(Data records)
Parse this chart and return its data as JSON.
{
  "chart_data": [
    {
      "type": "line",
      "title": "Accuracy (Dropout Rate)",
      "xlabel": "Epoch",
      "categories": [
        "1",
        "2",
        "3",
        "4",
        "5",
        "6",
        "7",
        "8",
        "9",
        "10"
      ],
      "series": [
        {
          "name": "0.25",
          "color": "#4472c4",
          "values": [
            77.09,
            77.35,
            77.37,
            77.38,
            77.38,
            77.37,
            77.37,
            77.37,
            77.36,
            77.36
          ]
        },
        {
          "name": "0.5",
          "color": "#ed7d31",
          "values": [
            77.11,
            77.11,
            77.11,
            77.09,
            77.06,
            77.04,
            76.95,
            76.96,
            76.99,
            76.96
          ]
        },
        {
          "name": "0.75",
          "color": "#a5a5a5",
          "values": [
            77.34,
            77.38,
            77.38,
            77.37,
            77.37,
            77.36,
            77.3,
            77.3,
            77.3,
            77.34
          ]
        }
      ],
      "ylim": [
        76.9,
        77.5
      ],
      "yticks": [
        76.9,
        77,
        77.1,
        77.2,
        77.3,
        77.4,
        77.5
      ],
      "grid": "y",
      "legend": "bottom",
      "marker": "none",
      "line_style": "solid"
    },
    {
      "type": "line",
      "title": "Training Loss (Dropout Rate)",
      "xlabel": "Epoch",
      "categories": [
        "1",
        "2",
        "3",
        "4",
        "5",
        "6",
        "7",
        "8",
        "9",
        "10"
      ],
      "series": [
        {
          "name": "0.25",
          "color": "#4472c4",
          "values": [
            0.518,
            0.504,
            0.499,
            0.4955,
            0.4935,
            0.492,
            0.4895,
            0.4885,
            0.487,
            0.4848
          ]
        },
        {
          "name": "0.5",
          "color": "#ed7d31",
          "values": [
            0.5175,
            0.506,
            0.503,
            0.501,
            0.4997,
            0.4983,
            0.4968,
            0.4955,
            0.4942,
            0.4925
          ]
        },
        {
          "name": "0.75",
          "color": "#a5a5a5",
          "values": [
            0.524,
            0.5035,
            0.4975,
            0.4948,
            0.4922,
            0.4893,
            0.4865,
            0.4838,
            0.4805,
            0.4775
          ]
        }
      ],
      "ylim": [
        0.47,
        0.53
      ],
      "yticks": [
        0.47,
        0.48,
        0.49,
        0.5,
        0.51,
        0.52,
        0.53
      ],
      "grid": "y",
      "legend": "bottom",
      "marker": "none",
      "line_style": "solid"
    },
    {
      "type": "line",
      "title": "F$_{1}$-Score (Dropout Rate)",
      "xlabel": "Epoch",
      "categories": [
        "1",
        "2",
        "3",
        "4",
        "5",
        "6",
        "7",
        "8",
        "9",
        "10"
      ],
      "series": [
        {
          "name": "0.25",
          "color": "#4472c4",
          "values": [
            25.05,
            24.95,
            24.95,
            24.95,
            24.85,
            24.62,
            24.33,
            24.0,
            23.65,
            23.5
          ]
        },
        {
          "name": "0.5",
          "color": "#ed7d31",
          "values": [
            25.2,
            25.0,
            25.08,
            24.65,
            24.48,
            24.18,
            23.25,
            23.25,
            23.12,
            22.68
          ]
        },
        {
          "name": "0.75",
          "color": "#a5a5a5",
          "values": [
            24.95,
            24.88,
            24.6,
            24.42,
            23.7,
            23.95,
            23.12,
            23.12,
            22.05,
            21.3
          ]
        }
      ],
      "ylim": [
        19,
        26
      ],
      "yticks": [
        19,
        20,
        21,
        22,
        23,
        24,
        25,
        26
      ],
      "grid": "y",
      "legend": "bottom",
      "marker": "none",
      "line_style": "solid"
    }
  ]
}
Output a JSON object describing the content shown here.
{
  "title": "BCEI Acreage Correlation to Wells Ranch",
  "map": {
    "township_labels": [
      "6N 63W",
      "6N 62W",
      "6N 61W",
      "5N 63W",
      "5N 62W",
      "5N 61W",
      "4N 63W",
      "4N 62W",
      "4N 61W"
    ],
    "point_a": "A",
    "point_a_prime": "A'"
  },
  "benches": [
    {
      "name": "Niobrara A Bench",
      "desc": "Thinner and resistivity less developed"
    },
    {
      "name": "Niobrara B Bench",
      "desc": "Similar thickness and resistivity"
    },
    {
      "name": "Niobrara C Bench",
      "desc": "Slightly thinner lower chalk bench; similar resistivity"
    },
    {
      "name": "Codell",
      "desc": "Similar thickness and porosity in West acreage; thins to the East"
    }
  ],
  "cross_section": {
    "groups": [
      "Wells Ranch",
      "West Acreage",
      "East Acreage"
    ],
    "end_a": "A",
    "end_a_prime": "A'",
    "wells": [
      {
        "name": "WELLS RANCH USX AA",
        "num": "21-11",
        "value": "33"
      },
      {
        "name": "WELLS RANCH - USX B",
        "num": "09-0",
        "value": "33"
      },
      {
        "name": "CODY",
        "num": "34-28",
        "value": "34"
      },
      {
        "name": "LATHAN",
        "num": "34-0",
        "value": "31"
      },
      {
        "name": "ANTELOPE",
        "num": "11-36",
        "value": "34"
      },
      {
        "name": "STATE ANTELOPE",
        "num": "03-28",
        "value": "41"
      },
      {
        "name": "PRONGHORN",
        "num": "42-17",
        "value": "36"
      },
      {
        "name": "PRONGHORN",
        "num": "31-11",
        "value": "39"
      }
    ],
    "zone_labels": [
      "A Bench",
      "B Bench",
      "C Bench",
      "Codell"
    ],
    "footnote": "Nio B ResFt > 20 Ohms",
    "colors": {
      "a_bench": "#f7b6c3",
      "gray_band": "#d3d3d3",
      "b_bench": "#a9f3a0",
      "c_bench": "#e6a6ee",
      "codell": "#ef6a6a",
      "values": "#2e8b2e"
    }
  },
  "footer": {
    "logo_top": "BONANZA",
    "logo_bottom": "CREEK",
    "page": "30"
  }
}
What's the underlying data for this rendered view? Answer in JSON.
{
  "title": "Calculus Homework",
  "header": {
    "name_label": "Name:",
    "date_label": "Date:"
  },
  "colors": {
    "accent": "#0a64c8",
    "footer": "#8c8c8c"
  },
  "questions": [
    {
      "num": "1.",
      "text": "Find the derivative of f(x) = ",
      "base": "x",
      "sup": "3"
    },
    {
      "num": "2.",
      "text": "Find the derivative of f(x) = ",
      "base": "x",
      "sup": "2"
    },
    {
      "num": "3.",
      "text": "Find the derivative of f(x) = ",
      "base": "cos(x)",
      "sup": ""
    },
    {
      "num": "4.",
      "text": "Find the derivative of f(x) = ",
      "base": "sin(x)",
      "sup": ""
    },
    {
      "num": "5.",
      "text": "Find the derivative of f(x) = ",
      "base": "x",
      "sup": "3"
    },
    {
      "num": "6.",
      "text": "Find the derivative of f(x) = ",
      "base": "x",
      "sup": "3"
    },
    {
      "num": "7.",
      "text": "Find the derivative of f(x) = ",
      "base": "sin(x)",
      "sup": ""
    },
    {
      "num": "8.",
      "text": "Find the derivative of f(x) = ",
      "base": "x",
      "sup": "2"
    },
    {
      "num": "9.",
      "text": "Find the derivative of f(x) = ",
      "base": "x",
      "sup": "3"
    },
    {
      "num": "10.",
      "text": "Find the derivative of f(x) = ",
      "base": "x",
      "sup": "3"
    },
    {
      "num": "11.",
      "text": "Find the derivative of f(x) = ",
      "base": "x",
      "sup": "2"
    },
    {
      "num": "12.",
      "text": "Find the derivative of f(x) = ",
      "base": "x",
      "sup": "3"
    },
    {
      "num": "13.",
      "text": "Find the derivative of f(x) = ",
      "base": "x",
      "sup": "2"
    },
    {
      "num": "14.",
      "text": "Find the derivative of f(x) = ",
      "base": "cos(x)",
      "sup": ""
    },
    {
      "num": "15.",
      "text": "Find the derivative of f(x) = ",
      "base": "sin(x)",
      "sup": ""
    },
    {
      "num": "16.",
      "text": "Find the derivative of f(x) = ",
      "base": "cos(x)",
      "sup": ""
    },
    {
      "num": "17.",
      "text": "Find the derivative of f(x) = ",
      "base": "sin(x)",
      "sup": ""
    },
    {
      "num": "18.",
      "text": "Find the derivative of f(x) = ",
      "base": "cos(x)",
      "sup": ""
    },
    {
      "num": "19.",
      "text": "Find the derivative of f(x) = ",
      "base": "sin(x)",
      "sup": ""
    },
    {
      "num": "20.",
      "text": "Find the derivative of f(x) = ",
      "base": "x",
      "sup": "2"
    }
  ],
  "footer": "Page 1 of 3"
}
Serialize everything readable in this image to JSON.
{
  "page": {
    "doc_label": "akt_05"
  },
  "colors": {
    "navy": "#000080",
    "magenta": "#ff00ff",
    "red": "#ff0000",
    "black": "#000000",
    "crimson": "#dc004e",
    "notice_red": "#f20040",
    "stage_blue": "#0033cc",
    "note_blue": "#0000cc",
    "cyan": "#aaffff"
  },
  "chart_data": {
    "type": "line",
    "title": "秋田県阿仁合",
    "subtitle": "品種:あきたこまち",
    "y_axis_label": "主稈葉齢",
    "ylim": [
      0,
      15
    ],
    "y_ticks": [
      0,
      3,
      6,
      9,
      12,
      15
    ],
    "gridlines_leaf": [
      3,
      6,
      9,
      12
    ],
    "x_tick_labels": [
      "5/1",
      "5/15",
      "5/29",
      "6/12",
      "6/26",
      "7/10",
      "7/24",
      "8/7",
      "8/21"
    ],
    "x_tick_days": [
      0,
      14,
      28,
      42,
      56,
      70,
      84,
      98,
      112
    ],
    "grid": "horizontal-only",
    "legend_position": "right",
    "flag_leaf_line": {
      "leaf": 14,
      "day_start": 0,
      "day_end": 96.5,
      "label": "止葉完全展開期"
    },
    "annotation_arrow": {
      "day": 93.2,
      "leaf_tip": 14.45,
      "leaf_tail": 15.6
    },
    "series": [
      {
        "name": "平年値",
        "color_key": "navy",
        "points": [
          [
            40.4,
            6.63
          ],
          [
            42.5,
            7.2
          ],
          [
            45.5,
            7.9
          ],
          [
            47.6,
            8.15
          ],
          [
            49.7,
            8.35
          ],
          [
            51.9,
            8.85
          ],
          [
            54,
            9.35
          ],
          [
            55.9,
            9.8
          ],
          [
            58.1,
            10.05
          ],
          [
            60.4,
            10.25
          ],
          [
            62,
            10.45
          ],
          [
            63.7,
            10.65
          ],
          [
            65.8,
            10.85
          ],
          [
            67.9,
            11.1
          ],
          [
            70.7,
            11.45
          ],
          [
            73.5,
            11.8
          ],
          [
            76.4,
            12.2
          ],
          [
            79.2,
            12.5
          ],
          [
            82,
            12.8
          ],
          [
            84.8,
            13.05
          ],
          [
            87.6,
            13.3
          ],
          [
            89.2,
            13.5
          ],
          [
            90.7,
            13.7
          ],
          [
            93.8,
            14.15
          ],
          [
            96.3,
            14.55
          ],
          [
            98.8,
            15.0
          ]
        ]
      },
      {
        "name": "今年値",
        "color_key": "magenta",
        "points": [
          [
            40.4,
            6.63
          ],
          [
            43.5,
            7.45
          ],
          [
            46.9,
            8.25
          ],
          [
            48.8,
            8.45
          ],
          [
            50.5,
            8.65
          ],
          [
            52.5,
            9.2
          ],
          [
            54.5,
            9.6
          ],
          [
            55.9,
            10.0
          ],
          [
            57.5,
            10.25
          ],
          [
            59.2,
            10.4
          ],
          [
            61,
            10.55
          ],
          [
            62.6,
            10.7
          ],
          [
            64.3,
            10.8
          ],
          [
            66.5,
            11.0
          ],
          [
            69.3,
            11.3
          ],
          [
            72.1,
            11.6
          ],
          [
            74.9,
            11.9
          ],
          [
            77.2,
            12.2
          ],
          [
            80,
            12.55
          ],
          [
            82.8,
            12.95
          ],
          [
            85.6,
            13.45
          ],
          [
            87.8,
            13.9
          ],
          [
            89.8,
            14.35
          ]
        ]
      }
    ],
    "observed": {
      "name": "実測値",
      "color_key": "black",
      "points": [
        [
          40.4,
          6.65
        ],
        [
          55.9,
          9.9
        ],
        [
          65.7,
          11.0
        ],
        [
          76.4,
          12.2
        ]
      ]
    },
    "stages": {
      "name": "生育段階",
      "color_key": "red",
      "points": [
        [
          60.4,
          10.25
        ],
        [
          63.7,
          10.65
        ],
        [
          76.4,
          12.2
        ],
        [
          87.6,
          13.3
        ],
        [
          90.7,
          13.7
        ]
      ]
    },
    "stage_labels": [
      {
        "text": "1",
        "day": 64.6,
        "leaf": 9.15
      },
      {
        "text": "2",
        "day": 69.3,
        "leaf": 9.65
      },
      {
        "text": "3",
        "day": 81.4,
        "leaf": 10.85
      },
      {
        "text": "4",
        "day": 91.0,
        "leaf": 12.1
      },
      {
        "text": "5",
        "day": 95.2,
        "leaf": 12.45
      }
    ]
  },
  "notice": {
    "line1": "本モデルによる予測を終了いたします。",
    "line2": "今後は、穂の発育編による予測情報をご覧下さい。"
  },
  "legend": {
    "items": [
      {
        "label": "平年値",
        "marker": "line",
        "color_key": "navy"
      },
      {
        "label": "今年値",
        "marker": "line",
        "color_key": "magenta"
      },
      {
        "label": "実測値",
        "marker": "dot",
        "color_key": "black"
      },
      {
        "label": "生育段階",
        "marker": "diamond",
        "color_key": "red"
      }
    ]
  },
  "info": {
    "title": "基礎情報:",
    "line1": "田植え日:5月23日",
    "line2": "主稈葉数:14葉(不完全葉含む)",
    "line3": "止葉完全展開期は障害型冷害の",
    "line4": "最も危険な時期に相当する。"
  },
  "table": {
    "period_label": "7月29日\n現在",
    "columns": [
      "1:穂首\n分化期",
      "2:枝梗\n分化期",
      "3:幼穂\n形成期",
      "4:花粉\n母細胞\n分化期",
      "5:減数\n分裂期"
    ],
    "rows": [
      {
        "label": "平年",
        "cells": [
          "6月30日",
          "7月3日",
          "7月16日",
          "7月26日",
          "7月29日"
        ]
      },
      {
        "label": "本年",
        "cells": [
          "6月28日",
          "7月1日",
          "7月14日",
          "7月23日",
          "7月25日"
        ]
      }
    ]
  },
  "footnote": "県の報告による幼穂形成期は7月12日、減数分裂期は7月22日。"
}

* _What this task involves_
Look through the data and show every line containing "West".

* _Reply_
      "desc": "Similar thickness and porosity in West acreage; thins to the East"
      "West Acreage",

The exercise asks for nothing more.